* _Stated task_: Beginning with the line where "Type out the text in this image." appears, repeat every remaining line of the entries exactly, the last line included.

* _Dataset_:
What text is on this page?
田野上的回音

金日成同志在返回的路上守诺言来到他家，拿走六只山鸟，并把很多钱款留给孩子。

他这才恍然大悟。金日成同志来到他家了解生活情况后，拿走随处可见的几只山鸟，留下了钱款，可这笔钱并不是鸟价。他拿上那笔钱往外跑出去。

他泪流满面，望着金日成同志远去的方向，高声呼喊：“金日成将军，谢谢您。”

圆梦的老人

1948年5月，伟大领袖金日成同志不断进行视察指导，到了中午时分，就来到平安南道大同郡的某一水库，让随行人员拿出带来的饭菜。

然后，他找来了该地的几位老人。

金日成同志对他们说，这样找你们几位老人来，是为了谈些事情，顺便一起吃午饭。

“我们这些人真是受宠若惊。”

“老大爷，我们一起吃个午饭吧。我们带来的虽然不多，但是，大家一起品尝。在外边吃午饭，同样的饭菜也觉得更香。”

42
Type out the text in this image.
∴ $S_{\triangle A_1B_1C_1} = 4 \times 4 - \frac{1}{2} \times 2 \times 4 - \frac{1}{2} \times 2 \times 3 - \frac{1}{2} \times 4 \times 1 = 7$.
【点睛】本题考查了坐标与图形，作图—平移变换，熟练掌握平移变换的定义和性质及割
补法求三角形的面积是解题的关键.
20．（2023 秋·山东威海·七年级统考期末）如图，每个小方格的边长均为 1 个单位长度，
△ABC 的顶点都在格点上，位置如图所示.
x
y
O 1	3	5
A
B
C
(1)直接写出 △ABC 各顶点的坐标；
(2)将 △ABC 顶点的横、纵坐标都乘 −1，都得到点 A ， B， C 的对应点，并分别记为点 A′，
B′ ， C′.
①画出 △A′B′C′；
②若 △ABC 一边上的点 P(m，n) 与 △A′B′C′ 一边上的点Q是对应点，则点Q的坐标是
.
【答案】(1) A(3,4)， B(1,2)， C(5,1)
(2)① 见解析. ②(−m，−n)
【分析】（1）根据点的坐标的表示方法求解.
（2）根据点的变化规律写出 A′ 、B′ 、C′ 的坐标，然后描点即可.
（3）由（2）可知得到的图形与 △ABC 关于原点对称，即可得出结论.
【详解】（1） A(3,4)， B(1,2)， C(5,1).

* _Complete output_:
Type out the text in this image.
∴ $S_{\triangle A_1B_1C_1} = 4 \times 4 - \frac{1}{2} \times 2 \times 4 - \frac{1}{2} \times 2 \times 3 - \frac{1}{2} \times 4 \times 1 = 7$.
【点睛】本题考查了坐标与图形，作图—平移变换，熟练掌握平移变换的定义和性质及割
补法求三角形的面积是解题的关键.
20．（2023 秋·山东威海·七年级统考期末）如图，每个小方格的边长均为 1 个单位长度，
△ABC 的顶点都在格点上，位置如图所示.
x
y
O 1	3	5
A
B
C
(1)直接写出 △ABC 各顶点的坐标；
(2)将 △ABC 顶点的横、纵坐标都乘 −1，都得到点 A ， B， C 的对应点，并分别记为点 A′，
B′ ， C′.
①画出 △A′B′C′；
②若 △ABC 一边上的点 P(m，n) 与 △A′B′C′ 一边上的点Q是对应点，则点Q的坐标是
.
【答案】(1) A(3,4)， B(1,2)， C(5,1)
(2)① 见解析. ②(−m，−n)
【分析】（1）根据点的坐标的表示方法求解.
（2）根据点的变化规律写出 A′ 、B′ 、C′ 的坐标，然后描点即可.
（3）由（2）可知得到的图形与 △ABC 关于原点对称，即可得出结论.
【详解】（1） A(3,4)， B(1,2)， C(5,1).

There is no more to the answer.